- [What is required]: Duplicate everything in the Nadine Apetz passage from "German boxer (born" down to "Summer Olympic Games.", keeping the wording unchanged.

- [Text passage]:

Nadine Apetz

Personal information
- Born: 3 January 1986 (age 40) Haan, West Germany
- Height: 1.72 m (5 ft 7+1⁄2 in)
- Weight: Welterweight

Boxing career

Medal record
Women's amateur boxing
Representing Germany
World Championships
| Bronze medal – third place | 2016 Astana | Welterweight |
| Bronze medal – third place | 2018 New Delhi | Welterweight |
European Games
| Bronze medal – third place | 2019 Minsk | Welterweight |
European Championships
| Bronze medal – third place | 2018 Sofia | Welterweight |
EU Championships
| Gold medal – first place | 2017 Cascia | Welterweight |

= Nadine Apetz =

German boxer (born 1986)

Nadine Apetz (born 3 January 1986) is a German amateur boxer. She won bronze medals at the World Championships in 2016 and 2018, and gold at the 2017 EU Championships. In 2021, she became the first German woman to qualify for a
boxing event at the Summer Olympic Games.

==Personal life==
Apetz was born on 3 January 1986 in Haan, and started boxing aged 21, whilst studying at the University of Bremen, after being unable to afford to continue riding and playing tennis. After completing her BSc degree in biology in 2009, Apetz moved to Australia for three years, studying for her Master's thesis. In 2011, she graduated with a master's degree in neuroscience from the University of Bremen. Since 2016, Apetz is undertaking a PhD degree in neuroscience. She researches at the University Hospital Cologne for her topic of "deep brain stimulation in Parkinson's disease in old age." Her boxing trainer is Lukas Wilaschek. Apetz was appointed as a member of the Youth Commission of the International Boxing Association (AIBA) for a term from 2019 to 2022.

- [Data shown]:
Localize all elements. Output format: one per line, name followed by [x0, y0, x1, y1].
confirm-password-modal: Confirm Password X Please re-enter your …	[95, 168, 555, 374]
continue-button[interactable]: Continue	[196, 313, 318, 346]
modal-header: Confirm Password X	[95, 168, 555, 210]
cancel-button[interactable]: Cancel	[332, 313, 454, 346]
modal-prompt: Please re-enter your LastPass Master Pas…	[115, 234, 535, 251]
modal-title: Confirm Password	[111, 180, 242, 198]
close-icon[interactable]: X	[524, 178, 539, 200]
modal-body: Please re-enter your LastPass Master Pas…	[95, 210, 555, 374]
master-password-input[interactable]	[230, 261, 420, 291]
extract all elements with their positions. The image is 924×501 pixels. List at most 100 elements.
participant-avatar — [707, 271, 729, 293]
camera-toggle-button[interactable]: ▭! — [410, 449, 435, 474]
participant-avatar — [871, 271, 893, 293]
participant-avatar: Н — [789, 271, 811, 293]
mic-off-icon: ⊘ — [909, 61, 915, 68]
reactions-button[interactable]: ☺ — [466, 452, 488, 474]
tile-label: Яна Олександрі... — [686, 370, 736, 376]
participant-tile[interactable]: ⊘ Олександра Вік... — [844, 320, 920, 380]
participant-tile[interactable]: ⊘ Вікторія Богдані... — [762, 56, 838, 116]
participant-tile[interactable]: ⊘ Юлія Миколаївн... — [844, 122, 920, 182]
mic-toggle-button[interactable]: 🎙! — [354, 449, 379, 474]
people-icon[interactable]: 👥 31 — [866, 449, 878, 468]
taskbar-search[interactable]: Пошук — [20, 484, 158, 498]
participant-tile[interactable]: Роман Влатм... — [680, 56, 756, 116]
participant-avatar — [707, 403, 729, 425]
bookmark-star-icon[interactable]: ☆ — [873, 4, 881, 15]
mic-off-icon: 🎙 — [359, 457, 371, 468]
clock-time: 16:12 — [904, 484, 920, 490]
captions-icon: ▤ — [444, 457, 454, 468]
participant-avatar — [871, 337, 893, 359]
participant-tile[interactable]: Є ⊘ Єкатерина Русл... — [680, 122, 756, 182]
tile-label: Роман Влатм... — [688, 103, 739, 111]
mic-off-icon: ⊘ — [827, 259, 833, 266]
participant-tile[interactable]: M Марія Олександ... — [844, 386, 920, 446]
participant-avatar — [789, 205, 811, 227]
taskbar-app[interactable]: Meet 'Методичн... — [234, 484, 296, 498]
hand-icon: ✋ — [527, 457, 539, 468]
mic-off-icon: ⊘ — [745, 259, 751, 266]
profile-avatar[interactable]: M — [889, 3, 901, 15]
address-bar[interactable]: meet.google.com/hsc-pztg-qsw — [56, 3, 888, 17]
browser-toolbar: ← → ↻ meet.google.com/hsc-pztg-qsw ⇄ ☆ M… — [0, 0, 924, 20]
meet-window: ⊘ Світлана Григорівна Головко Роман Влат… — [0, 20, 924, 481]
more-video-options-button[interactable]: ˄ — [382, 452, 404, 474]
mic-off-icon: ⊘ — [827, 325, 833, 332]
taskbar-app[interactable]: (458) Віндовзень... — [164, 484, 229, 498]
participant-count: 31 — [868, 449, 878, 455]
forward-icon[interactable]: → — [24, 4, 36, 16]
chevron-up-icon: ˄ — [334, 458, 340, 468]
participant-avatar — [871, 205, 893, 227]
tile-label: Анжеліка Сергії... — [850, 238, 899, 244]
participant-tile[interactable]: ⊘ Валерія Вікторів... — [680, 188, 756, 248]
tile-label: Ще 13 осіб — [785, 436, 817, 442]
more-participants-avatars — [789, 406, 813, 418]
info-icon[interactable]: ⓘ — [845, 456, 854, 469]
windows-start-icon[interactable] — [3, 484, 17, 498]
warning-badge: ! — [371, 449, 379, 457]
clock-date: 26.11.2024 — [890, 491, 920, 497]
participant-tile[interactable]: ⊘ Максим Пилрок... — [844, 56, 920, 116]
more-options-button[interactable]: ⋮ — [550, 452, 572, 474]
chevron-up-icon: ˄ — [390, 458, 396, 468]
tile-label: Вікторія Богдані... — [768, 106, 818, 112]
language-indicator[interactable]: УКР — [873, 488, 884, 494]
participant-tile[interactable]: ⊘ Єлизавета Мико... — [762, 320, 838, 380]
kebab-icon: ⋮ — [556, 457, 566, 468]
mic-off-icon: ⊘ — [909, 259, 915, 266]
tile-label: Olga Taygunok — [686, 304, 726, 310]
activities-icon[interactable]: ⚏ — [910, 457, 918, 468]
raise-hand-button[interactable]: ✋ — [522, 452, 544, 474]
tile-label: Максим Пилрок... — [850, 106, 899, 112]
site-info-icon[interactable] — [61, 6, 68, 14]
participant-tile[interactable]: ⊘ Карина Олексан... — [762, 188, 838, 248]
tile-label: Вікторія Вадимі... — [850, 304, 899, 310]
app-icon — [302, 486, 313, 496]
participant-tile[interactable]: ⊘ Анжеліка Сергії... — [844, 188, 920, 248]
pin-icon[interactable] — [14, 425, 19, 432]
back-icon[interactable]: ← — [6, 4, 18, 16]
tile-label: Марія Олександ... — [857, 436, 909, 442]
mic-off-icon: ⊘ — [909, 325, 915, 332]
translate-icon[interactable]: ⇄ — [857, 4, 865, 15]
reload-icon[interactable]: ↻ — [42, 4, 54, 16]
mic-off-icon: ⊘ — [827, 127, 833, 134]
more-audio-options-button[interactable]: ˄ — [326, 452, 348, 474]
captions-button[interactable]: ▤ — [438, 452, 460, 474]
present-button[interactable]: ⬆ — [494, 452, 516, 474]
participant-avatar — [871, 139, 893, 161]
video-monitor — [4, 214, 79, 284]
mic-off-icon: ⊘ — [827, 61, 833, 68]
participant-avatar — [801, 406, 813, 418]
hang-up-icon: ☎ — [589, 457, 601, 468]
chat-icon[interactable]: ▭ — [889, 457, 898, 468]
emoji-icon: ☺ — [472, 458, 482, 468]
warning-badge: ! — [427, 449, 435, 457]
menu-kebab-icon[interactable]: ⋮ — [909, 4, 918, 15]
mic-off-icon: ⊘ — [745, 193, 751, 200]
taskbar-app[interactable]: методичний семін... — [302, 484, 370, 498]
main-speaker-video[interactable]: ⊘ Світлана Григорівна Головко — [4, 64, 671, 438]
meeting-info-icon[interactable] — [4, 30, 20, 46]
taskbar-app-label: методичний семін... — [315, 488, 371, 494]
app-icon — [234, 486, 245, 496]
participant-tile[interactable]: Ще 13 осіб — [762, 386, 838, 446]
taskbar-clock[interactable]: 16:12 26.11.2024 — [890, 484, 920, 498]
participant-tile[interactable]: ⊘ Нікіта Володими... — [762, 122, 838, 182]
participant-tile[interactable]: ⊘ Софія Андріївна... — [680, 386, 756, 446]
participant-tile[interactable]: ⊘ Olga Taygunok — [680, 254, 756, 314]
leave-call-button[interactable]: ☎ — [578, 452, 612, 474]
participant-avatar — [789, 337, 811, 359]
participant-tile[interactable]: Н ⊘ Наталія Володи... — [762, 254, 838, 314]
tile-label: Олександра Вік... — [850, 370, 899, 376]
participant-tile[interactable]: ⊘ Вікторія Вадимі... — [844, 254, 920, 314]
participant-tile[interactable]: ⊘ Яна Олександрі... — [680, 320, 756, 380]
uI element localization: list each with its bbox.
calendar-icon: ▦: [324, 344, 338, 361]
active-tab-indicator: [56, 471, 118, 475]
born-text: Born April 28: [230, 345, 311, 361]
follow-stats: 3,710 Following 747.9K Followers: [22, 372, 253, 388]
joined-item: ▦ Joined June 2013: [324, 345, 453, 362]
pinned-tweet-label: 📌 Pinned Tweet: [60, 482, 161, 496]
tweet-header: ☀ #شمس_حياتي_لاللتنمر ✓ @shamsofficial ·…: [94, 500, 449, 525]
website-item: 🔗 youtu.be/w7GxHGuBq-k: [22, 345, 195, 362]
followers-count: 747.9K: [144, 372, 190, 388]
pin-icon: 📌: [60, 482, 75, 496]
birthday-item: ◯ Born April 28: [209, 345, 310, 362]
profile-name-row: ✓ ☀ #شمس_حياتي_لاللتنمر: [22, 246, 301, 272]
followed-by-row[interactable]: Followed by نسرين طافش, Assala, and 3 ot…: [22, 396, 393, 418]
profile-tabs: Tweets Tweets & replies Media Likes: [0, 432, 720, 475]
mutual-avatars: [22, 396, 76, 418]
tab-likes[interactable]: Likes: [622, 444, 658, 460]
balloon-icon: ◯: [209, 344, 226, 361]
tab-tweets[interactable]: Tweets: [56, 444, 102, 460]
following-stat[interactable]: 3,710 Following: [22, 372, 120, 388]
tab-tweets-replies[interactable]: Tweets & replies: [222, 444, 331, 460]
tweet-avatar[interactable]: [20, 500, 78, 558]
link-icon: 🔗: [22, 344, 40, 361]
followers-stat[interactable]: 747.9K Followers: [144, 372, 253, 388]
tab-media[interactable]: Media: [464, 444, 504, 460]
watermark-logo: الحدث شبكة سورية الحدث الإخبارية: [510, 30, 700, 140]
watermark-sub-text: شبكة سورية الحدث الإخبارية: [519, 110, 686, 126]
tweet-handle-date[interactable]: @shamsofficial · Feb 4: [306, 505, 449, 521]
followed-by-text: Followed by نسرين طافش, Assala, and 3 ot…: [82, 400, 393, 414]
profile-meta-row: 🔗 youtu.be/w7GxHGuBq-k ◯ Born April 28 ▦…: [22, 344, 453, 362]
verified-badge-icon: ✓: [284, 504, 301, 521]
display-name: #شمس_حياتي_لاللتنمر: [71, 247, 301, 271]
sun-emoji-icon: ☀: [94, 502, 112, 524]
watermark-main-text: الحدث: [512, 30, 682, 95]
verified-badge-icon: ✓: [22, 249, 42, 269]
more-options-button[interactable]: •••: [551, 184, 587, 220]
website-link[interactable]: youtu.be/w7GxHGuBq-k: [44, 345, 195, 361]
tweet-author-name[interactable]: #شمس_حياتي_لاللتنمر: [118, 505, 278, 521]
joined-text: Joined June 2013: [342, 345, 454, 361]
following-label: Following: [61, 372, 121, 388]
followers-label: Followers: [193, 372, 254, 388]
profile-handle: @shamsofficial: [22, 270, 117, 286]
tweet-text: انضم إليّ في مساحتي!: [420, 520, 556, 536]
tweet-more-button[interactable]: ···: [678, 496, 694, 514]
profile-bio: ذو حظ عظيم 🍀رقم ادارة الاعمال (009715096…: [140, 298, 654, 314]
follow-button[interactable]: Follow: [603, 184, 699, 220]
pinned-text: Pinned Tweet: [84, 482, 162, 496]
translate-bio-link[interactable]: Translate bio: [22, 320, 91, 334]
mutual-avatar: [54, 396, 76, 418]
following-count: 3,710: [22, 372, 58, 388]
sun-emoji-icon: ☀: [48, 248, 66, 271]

- [Result]:
German boxer (born 1986)

Nadine Apetz (born 3 January 1986) is a German amateur boxer. She won bronze medals at the World Championships in 2016 and 2018, and gold at the 2017 EU Championships. In 2021, she became the first German woman to qualify for a
boxing event at the Summer Olympic Games.